WHAT THE TASK REQUIRES: Transcribe all of the material exactly.

Figure record listings:
* * * * * * * * *

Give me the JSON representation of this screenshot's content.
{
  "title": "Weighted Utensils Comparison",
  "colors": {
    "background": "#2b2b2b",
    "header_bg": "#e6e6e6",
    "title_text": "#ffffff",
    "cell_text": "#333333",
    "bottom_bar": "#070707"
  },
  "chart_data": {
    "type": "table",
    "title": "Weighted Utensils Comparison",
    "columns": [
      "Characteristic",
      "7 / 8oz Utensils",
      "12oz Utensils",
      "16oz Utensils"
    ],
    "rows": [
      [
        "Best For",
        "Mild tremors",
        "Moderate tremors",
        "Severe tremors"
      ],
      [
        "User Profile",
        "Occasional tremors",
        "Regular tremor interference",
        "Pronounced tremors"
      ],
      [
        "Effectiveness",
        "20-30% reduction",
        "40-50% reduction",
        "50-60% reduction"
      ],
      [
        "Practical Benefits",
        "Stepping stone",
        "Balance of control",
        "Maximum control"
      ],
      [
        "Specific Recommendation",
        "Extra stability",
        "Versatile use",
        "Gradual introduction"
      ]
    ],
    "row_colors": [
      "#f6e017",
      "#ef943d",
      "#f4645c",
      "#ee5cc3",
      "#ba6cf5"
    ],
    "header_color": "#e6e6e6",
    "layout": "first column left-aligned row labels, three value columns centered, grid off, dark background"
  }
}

* * * * * * * * *

REPLY:
Give me the JSON representation of this screenshot's content.
{
  "title": "Weighted Utensils Comparison",
  "colors": {
    "background": "#2b2b2b",
    "header_bg": "#e6e6e6",
    "title_text": "#ffffff",
    "cell_text": "#333333",
    "bottom_bar": "#070707"
  },
  "chart_data": {
    "type": "table",
    "title": "Weighted Utensils Comparison",
    "columns": [
      "Characteristic",
      "7 / 8oz Utensils",
      "12oz Utensils",
      "16oz Utensils"
    ],
    "rows": [
      [
        "Best For",
        "Mild tremors",
        "Moderate tremors",
        "Severe tremors"
      ],
      [
        "User Profile",
        "Occasional tremors",
        "Regular tremor interference",
        "Pronounced tremors"
      ],
      [
        "Effectiveness",
        "20-30% reduction",
        "40-50% reduction",
        "50-60% reduction"
      ],
      [
        "Practical Benefits",
        "Stepping stone",
        "Balance of control",
        "Maximum control"
      ],
      [
        "Specific Recommendation",
        "Extra stability",
        "Versatile use",
        "Gradual introduction"
      ]
    ],
    "row_colors": [
      "#f6e017",
      "#ef943d",
      "#f4645c",
      "#ee5cc3",
      "#ba6cf5"
    ],
    "header_color": "#e6e6e6",
    "layout": "first column left-aligned row labels, three value columns centered, grid off, dark background"
  }
}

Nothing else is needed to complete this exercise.